*GIVEN ENTRIES*
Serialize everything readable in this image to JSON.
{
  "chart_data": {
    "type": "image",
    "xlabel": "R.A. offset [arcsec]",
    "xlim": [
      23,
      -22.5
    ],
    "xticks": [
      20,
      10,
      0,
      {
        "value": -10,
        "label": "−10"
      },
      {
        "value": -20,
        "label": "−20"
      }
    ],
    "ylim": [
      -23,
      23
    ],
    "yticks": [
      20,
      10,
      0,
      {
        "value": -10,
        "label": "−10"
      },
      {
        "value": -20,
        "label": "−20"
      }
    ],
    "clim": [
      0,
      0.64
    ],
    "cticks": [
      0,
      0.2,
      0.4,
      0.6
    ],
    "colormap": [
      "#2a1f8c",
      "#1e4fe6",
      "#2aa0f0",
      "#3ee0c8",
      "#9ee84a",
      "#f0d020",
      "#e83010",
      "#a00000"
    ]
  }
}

*EXERCISE TASK*
State how many lines of the records hold the string "image", and nothing else.

*SOLUTION FOR THIS EXERCISE*
2